Exercise objective:
Return each line of the data below verbatim; pictures are to be left out.

[Recorded data]
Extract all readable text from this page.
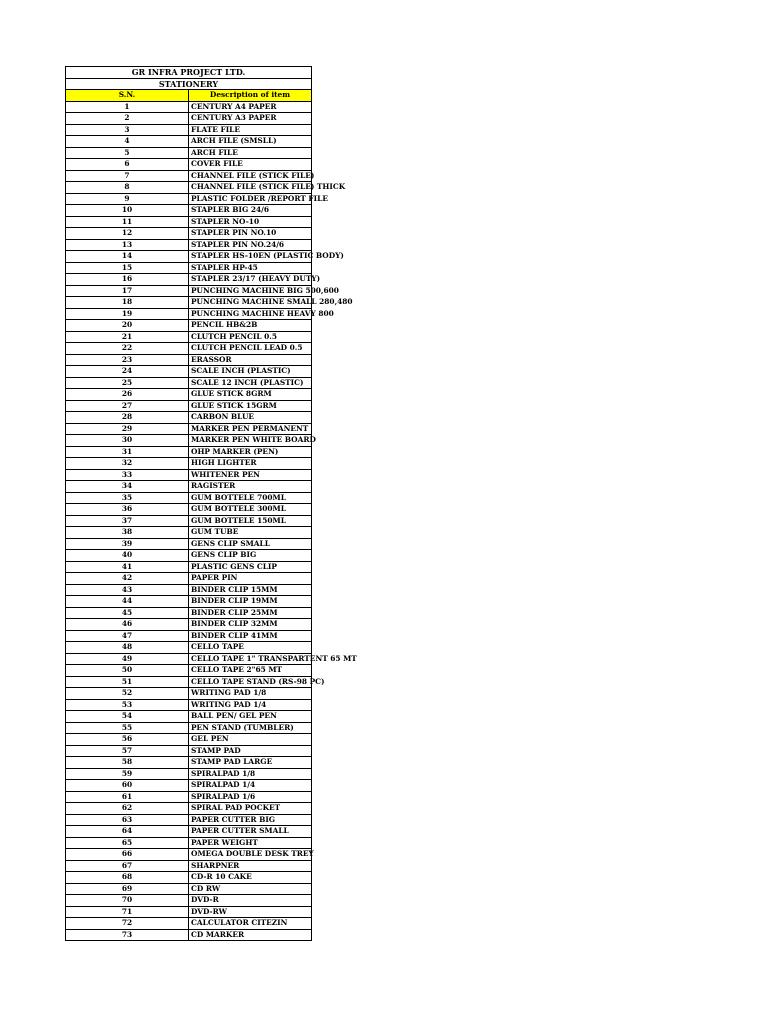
GR INFRA PROJECT LTD.	
STATIONERY	
S.N.	Description of item
1	CENTURY A4 PAPER
2	CENTURY A3 PAPER
3	FLATE FILE
4	ARCH FILE (SMSLL)
5	ARCH FILE
6	COVER FILE
7	CHANNEL FILE (STICK FILE)
8	CHANNEL FILE (STICK FILE) THICK
9	PLASTIC FOLDER /REPORT FILE
10	STAPLER BIG 24/6
11	STAPLER NO-10
12	STAPLER PIN NO.10
13	STAPLER PIN NO.24/6
14	STAPLER HS-10EN (PLASTIC BODY)
15	STAPLER HP-45
16	STAPLER 23/17 (HEAVY DUTY)
17	PUNCHING MACHINE BIG 500,600
18	PUNCHING MACHINE SMALL 280,480
19	PUNCHING MACHINE HEAVY 800
20	PENCIL HB&2B
21	CLUTCH PENCIL 0.5
22	CLUTCH PENCIL LEAD 0.5
23	ERASSOR
24	SCALE INCH (PLASTIC)
25	SCALE 12 INCH (PLASTIC)
26	GLUE STICK 8GRM
27	GLUE STICK 15GRM
28	CARBON BLUE
29	MARKER PEN PERMANENT
30	MARKER PEN WHITE BOARD
31	OHP MARKER (PEN)
32	HIGH LIGHTER
33	WHITENER PEN
34	RAGISTER
35	GUM BOTTELE 700ML
36	GUM BOTTELE 300ML
37	GUM BOTTELE 150ML
38	GUM TUBE
39	GENS CLIP SMALL
40	GENS CLIP BIG
41	PLASTIC GENS CLIP
42	PAPER PIN
43	BINDER CLIP 15MM
44	BINDER CLIP 19MM
45	BINDER CLIP 25MM
46	BINDER CLIP 32MM
47	BINDER CLIP 41MM
48	CELLO TAPE
49	CELLO TAPE 1" TRANSPARTENT 65 MT
50	CELLO TAPE 2"65 MT
51	CELLO TAPE STAND (RS-98 PC)
52	WRITING PAD 1/8
53	WRITING PAD 1/4
54	BALL PEN/ GEL PEN
55	PEN STAND (TUMBLER)
56	GEL PEN
57	STAMP PAD
58	STAMP PAD LARGE
59	SPIRALPAD 1/8
60	SPIRALPAD 1/4
61	SPIRALPAD 1/6
62	SPIRAL PAD POCKET
63	PAPER CUTTER BIG
64	PAPER CUTTER SMALL
65	PAPER WEIGHT
66	OMEGA DOUBLE DESK TREY
67	SHARPNER
68	CD-R 10 CAKE
69	CD RW
70	DVD-R
71	DVD-RW
72	CALCULATOR CITEZIN
73	CD MARKER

Output of the task:
Extract all readable text from this page.
GR INFRA PROJECT LTD.	
STATIONERY	
S.N.	Description of item
1	CENTURY A4 PAPER
2	CENTURY A3 PAPER
3	FLATE FILE
4	ARCH FILE (SMSLL)
5	ARCH FILE
6	COVER FILE
7	CHANNEL FILE (STICK FILE)
8	CHANNEL FILE (STICK FILE) THICK
9	PLASTIC FOLDER /REPORT FILE
10	STAPLER BIG 24/6
11	STAPLER NO-10
12	STAPLER PIN NO.10
13	STAPLER PIN NO.24/6
14	STAPLER HS-10EN (PLASTIC BODY)
15	STAPLER HP-45
16	STAPLER 23/17 (HEAVY DUTY)
17	PUNCHING MACHINE BIG 500,600
18	PUNCHING MACHINE SMALL 280,480
19	PUNCHING MACHINE HEAVY 800
20	PENCIL HB&2B
21	CLUTCH PENCIL 0.5
22	CLUTCH PENCIL LEAD 0.5
23	ERASSOR
24	SCALE INCH (PLASTIC)
25	SCALE 12 INCH (PLASTIC)
26	GLUE STICK 8GRM
27	GLUE STICK 15GRM
28	CARBON BLUE
29	MARKER PEN PERMANENT
30	MARKER PEN WHITE BOARD
31	OHP MARKER (PEN)
32	HIGH LIGHTER
33	WHITENER PEN
34	RAGISTER
35	GUM BOTTELE 700ML
36	GUM BOTTELE 300ML
37	GUM BOTTELE 150ML
38	GUM TUBE
39	GENS CLIP SMALL
40	GENS CLIP BIG
41	PLASTIC GENS CLIP
42	PAPER PIN
43	BINDER CLIP 15MM
44	BINDER CLIP 19MM
45	BINDER CLIP 25MM
46	BINDER CLIP 32MM
47	BINDER CLIP 41MM
48	CELLO TAPE
49	CELLO TAPE 1" TRANSPARTENT 65 MT
50	CELLO TAPE 2"65 MT
51	CELLO TAPE STAND (RS-98 PC)
52	WRITING PAD 1/8
53	WRITING PAD 1/4
54	BALL PEN/ GEL PEN
55	PEN STAND (TUMBLER)
56	GEL PEN
57	STAMP PAD
58	STAMP PAD LARGE
59	SPIRALPAD 1/8
60	SPIRALPAD 1/4
61	SPIRALPAD 1/6
62	SPIRAL PAD POCKET
63	PAPER CUTTER BIG
64	PAPER CUTTER SMALL
65	PAPER WEIGHT
66	OMEGA DOUBLE DESK TREY
67	SHARPNER
68	CD-R 10 CAKE
69	CD RW
70	DVD-R
71	DVD-RW
72	CALCULATOR CITEZIN
73	CD MARKER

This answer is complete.